Aim
Work out how many lines of the listing hold the string "suma". Answer with that number alone.

Extracted records
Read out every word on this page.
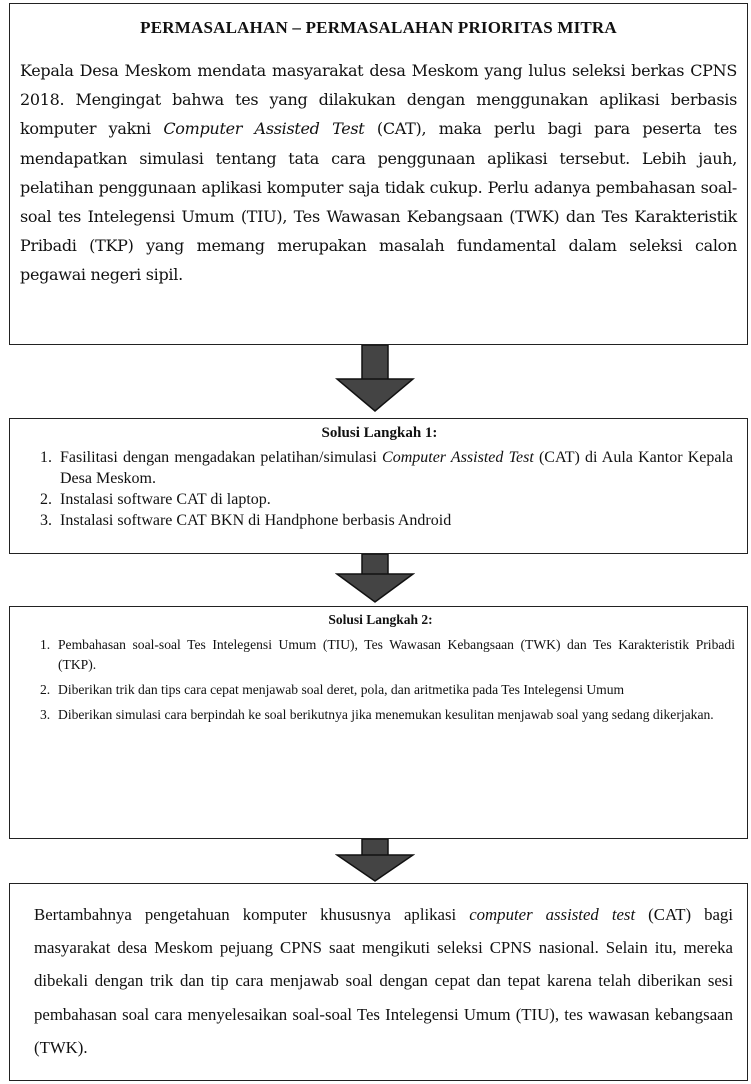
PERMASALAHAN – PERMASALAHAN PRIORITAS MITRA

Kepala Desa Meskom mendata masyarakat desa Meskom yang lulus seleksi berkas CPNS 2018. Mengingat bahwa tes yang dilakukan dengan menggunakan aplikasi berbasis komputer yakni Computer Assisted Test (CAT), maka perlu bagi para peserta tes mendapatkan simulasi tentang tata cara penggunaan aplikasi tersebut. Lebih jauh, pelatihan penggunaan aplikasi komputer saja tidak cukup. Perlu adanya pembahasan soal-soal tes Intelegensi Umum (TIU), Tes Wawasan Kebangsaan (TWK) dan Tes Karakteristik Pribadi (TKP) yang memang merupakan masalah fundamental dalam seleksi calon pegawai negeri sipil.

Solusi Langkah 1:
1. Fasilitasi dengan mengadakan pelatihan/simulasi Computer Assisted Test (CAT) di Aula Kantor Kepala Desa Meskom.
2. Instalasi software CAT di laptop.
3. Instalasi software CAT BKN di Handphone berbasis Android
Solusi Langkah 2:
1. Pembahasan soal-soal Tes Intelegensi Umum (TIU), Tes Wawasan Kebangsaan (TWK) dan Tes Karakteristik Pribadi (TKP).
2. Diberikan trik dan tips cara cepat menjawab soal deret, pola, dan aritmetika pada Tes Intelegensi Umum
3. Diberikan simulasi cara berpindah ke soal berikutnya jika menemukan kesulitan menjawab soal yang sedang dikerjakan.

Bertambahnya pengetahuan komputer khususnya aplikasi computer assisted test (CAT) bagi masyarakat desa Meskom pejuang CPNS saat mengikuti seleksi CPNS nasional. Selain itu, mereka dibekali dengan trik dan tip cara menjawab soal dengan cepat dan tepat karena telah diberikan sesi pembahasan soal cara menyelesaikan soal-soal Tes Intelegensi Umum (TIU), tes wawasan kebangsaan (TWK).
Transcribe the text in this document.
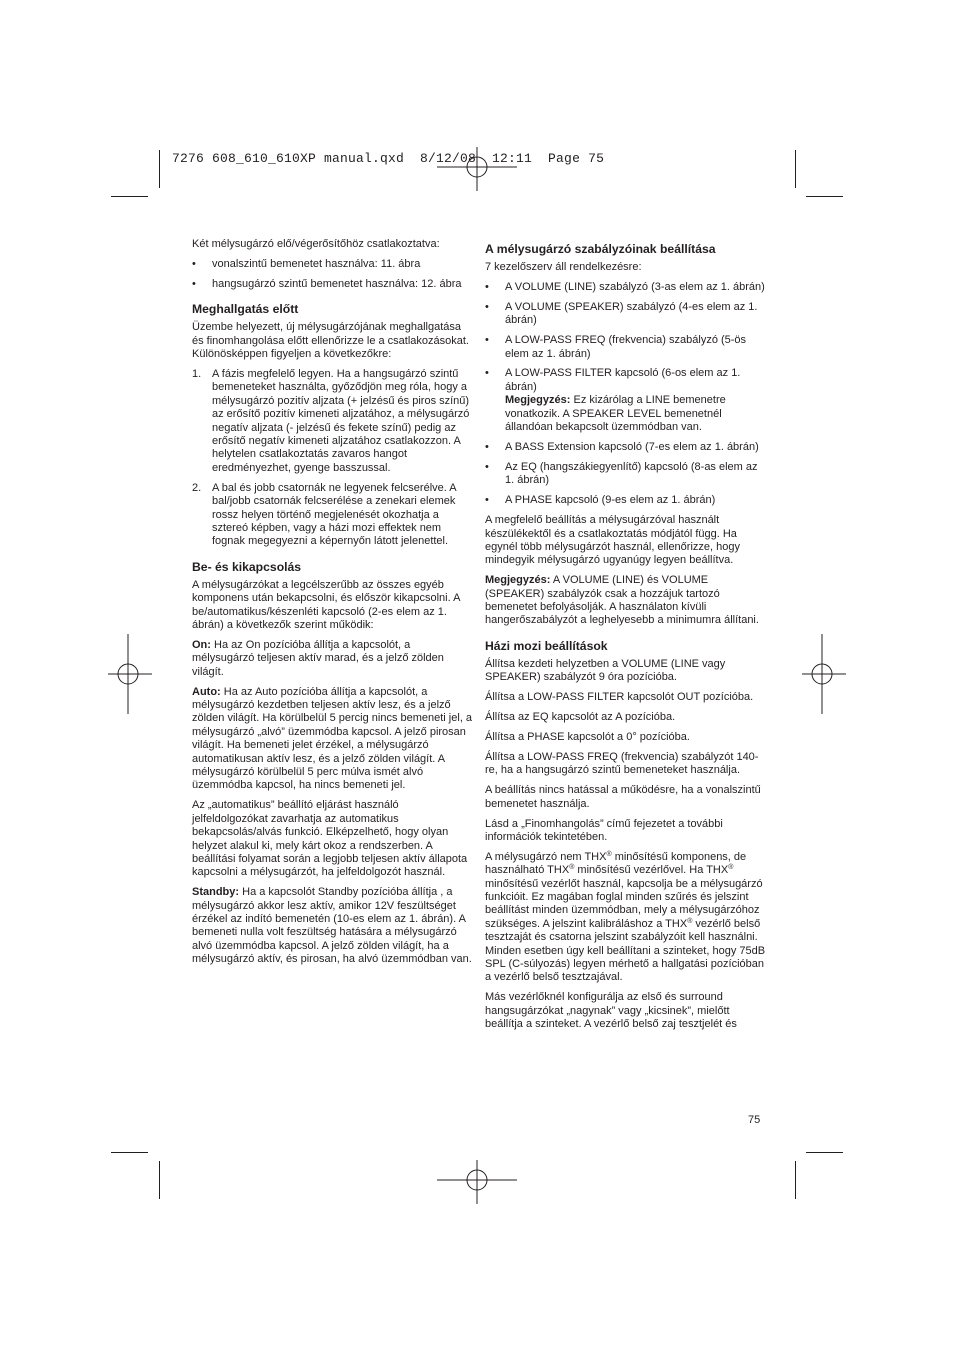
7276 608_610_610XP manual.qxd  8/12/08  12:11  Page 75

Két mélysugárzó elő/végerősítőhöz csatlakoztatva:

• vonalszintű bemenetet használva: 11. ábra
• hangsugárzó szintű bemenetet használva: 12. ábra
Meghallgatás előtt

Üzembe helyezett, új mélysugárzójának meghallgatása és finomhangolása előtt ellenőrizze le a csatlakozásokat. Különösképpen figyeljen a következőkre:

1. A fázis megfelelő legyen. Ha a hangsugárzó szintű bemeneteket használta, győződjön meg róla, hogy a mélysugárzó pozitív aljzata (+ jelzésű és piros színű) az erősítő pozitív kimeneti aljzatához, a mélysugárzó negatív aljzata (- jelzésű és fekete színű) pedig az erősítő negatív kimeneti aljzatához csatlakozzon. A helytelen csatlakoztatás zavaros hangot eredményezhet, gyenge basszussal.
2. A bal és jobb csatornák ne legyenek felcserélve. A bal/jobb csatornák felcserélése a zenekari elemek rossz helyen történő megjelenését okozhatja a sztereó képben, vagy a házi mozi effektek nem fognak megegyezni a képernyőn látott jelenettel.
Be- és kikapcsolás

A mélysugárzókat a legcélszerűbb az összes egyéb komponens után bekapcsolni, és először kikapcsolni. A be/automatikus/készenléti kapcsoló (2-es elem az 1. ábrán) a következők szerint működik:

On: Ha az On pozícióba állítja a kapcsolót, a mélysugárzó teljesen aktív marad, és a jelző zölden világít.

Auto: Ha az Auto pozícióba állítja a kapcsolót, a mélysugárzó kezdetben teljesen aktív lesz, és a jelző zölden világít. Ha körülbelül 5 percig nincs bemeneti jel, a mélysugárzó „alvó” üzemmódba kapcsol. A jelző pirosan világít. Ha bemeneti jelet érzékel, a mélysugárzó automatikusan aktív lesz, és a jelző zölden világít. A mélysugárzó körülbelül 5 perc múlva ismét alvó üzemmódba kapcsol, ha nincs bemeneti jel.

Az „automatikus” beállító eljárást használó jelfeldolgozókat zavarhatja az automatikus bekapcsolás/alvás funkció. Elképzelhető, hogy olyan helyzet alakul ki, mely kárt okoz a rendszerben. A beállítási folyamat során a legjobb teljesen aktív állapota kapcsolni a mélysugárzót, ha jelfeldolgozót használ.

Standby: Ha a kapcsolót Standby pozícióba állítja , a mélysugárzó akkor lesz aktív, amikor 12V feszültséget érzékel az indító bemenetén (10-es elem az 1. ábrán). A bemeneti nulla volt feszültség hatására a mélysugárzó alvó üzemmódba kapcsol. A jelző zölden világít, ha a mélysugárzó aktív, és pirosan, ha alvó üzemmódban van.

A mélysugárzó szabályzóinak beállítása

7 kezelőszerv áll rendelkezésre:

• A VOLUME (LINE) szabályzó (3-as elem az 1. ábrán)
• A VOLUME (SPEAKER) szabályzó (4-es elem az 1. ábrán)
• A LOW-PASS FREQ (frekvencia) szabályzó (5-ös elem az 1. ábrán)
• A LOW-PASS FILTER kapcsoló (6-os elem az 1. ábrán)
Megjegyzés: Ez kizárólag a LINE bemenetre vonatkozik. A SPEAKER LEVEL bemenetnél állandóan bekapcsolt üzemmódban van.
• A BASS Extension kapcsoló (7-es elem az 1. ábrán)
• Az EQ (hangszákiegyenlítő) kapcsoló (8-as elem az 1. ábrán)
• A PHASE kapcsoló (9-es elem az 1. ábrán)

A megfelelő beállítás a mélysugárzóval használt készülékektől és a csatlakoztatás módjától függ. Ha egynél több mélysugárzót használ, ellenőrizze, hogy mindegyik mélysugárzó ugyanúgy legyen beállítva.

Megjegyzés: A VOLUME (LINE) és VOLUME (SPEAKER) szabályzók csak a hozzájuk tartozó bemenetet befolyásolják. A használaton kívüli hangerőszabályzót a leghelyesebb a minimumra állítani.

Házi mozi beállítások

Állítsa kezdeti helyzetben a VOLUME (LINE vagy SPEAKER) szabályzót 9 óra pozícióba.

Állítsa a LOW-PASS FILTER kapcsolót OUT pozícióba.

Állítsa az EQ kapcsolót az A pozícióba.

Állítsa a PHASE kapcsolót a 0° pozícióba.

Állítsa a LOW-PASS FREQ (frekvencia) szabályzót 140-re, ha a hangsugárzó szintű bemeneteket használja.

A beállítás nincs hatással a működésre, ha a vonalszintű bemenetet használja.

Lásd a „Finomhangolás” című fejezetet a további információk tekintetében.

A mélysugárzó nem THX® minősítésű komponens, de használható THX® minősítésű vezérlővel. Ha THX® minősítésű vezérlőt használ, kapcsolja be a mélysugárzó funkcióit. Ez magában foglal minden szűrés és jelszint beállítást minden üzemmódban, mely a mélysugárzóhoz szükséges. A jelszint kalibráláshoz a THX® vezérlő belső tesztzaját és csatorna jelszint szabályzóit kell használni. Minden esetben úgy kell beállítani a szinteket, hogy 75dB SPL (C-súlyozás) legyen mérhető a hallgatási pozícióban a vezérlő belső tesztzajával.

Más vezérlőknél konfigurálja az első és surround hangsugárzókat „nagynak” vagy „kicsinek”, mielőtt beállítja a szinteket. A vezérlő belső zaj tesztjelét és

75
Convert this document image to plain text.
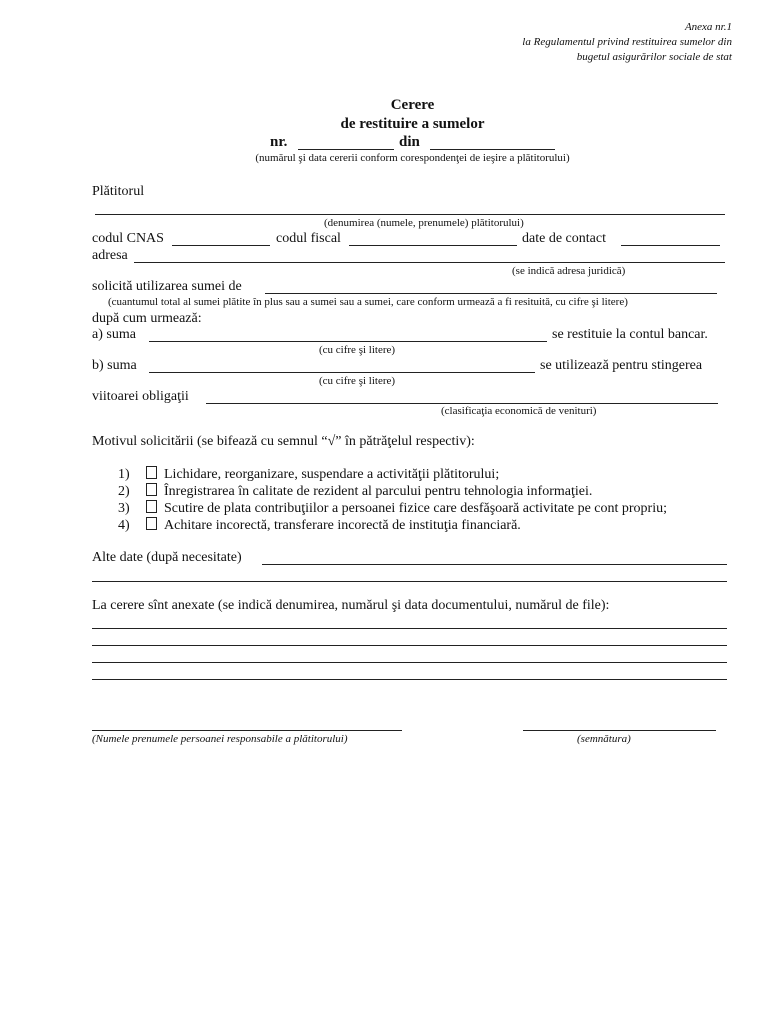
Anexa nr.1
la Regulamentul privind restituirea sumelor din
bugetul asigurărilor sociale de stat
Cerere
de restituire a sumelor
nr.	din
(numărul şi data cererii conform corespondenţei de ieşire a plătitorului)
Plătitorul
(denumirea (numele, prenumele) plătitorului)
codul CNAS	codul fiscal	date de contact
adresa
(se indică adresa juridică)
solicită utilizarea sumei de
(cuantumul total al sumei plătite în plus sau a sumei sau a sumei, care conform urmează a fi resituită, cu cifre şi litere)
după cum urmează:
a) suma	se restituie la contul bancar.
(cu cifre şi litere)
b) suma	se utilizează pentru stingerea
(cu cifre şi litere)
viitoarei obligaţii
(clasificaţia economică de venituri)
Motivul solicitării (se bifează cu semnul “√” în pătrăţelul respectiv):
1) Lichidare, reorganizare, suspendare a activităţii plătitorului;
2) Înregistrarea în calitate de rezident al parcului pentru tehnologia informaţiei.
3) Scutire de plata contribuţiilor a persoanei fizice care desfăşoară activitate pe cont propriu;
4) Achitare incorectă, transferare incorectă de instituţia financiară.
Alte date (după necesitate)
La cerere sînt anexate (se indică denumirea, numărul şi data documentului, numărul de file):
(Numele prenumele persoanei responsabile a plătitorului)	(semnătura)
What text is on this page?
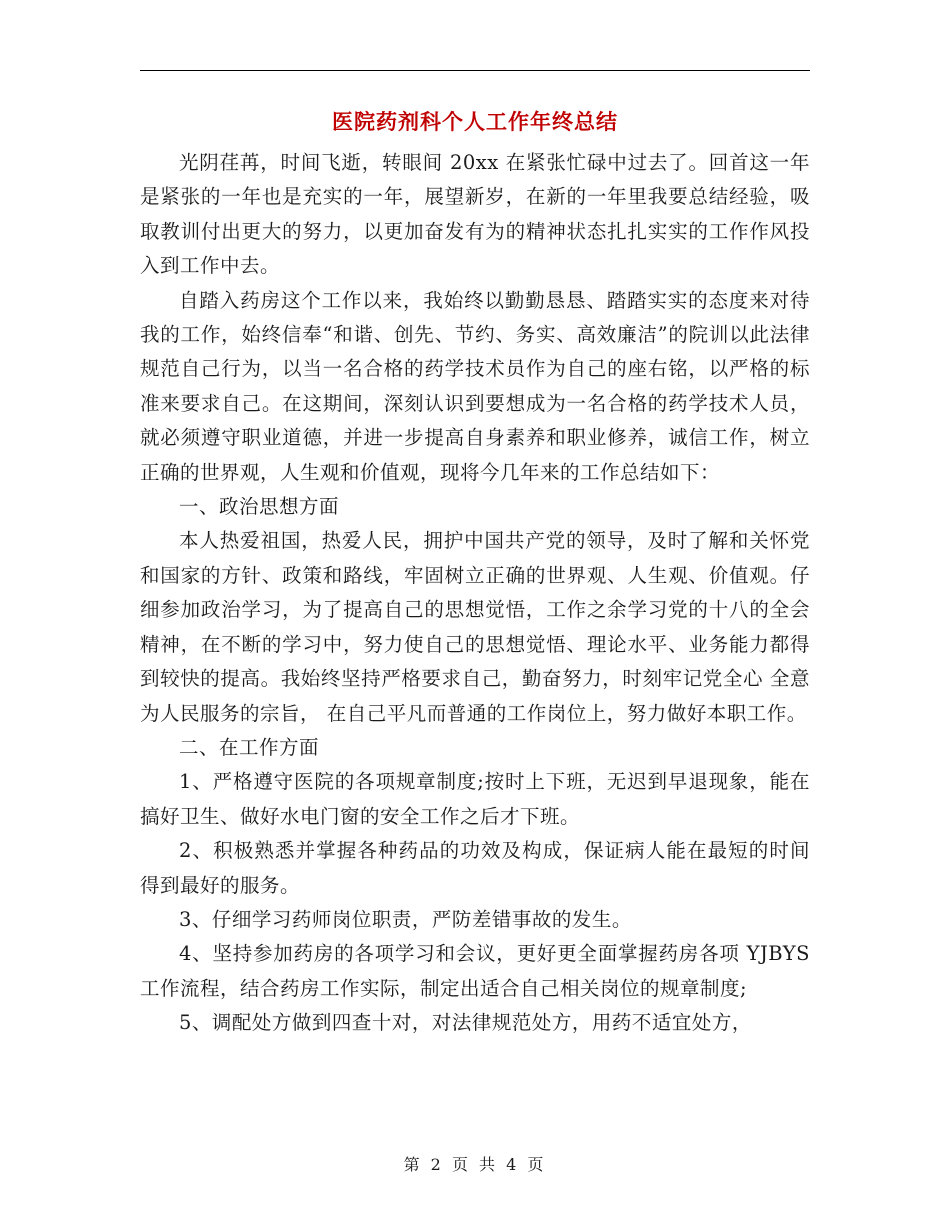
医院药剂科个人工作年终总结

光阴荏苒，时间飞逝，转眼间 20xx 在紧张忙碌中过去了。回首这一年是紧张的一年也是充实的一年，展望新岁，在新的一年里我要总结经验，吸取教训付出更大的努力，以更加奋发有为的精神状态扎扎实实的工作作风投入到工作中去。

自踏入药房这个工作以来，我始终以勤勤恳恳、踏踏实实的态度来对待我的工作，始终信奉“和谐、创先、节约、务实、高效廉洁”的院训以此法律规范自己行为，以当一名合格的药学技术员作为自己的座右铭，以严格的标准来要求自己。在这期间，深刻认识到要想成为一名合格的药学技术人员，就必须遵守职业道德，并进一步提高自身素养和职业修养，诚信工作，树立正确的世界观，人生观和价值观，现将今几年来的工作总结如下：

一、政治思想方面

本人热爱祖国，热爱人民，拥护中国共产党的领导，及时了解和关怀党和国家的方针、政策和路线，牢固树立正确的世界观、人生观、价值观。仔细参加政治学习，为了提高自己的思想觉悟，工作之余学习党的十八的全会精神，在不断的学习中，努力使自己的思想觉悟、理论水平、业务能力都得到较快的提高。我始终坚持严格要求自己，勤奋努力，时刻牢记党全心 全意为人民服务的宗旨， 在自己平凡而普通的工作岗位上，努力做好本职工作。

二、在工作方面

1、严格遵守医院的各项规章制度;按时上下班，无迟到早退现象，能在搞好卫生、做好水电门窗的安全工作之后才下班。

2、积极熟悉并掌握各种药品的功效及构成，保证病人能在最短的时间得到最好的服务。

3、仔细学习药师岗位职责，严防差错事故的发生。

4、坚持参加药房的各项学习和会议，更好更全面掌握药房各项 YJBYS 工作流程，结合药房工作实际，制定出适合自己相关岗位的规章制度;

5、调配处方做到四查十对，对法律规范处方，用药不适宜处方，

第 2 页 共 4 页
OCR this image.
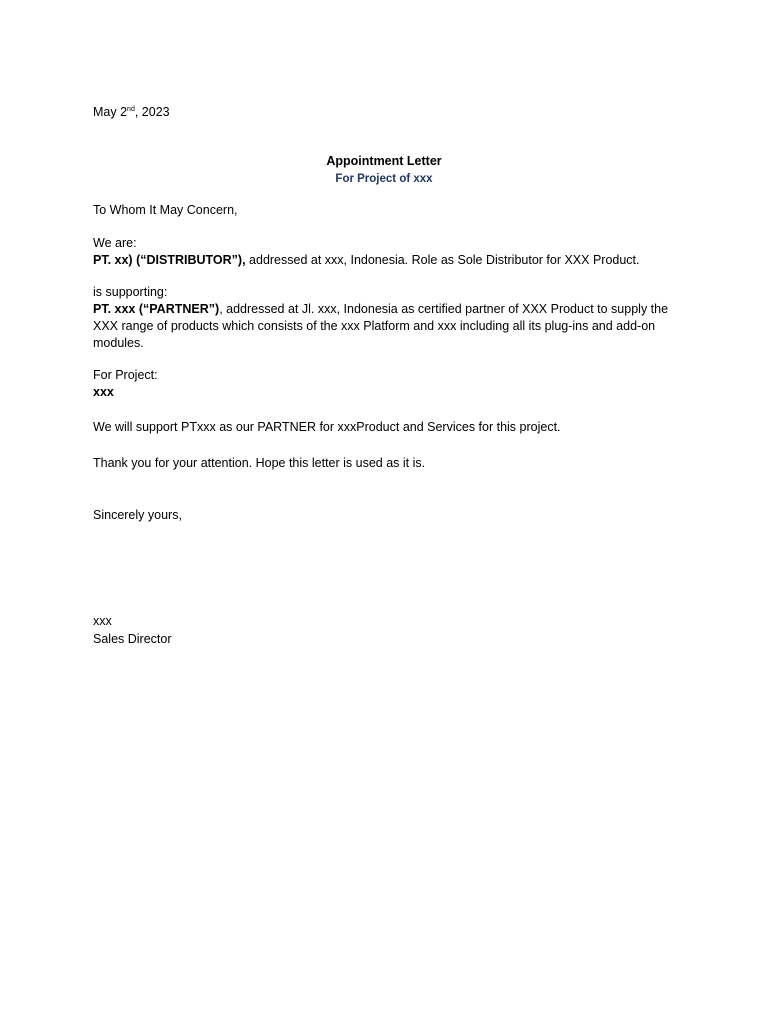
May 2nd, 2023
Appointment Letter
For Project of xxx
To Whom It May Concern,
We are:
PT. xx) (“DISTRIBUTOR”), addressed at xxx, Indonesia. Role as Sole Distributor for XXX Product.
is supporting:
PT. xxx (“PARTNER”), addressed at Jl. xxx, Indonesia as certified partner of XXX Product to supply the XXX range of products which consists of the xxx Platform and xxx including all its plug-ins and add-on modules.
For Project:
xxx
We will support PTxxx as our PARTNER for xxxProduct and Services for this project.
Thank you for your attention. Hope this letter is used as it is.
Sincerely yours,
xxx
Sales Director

Response to this task
2